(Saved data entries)
______________________________
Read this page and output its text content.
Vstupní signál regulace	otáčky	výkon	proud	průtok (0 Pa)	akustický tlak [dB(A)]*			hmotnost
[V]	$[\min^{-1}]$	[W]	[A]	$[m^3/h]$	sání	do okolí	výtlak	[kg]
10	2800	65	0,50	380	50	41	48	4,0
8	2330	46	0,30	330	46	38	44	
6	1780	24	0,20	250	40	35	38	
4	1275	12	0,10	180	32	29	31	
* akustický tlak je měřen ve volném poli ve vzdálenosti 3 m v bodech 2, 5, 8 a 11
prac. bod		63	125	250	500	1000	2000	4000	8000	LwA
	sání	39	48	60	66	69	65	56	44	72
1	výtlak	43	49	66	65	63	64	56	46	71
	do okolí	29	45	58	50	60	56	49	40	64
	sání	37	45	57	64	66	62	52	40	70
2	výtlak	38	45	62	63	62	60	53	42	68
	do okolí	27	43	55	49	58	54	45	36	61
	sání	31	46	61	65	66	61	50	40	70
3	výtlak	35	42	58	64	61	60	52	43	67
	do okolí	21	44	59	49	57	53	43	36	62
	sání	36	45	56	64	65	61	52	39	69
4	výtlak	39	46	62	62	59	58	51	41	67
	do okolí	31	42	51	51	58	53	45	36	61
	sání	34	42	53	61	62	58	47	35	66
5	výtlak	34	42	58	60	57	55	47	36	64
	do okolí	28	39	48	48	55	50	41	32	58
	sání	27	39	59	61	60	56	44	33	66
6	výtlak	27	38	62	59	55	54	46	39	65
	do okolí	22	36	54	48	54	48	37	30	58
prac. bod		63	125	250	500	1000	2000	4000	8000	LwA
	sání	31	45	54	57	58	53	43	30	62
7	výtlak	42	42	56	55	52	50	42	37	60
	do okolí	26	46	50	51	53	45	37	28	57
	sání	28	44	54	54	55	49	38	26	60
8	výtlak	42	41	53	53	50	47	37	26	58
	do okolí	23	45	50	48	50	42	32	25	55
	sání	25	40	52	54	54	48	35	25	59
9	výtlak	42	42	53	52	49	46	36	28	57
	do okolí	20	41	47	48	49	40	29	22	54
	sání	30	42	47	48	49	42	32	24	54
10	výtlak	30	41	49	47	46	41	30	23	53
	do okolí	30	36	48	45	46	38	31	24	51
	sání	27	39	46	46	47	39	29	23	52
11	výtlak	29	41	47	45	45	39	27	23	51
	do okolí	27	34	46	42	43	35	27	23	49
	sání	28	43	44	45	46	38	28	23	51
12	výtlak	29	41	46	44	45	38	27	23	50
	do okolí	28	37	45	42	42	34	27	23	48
______________________________
Extract the full listing and reproduce each line exactly.

● **TASK OUTPUT**:
Read this page and output its text content.
Vstupní signál regulace	otáčky	výkon	proud	průtok (0 Pa)	akustický tlak [dB(A)]*			hmotnost
[V]	$[\min^{-1}]$	[W]	[A]	$[m^3/h]$	sání	do okolí	výtlak	[kg]
10	2800	65	0,50	380	50	41	48	4,0
8	2330	46	0,30	330	46	38	44	
6	1780	24	0,20	250	40	35	38	
4	1275	12	0,10	180	32	29	31	
* akustický tlak je měřen ve volném poli ve vzdálenosti 3 m v bodech 2, 5, 8 a 11
prac. bod		63	125	250	500	1000	2000	4000	8000	LwA
	sání	39	48	60	66	69	65	56	44	72
1	výtlak	43	49	66	65	63	64	56	46	71
	do okolí	29	45	58	50	60	56	49	40	64
	sání	37	45	57	64	66	62	52	40	70
2	výtlak	38	45	62	63	62	60	53	42	68
	do okolí	27	43	55	49	58	54	45	36	61
	sání	31	46	61	65	66	61	50	40	70
3	výtlak	35	42	58	64	61	60	52	43	67
	do okolí	21	44	59	49	57	53	43	36	62
	sání	36	45	56	64	65	61	52	39	69
4	výtlak	39	46	62	62	59	58	51	41	67
	do okolí	31	42	51	51	58	53	45	36	61
	sání	34	42	53	61	62	58	47	35	66
5	výtlak	34	42	58	60	57	55	47	36	64
	do okolí	28	39	48	48	55	50	41	32	58
	sání	27	39	59	61	60	56	44	33	66
6	výtlak	27	38	62	59	55	54	46	39	65
	do okolí	22	36	54	48	54	48	37	30	58
prac. bod		63	125	250	500	1000	2000	4000	8000	LwA
	sání	31	45	54	57	58	53	43	30	62
7	výtlak	42	42	56	55	52	50	42	37	60
	do okolí	26	46	50	51	53	45	37	28	57
	sání	28	44	54	54	55	49	38	26	60
8	výtlak	42	41	53	53	50	47	37	26	58
	do okolí	23	45	50	48	50	42	32	25	55
	sání	25	40	52	54	54	48	35	25	59
9	výtlak	42	42	53	52	49	46	36	28	57
	do okolí	20	41	47	48	49	40	29	22	54
	sání	30	42	47	48	49	42	32	24	54
10	výtlak	30	41	49	47	46	41	30	23	53
	do okolí	30	36	48	45	46	38	31	24	51
	sání	27	39	46	46	47	39	29	23	52
11	výtlak	29	41	47	45	45	39	27	23	51
	do okolí	27	34	46	42	43	35	27	23	49
	sání	28	43	44	45	46	38	28	23	51
12	výtlak	29	41	46	44	45	38	27	23	50
	do okolí	28	37	45	42	42	34	27	23	48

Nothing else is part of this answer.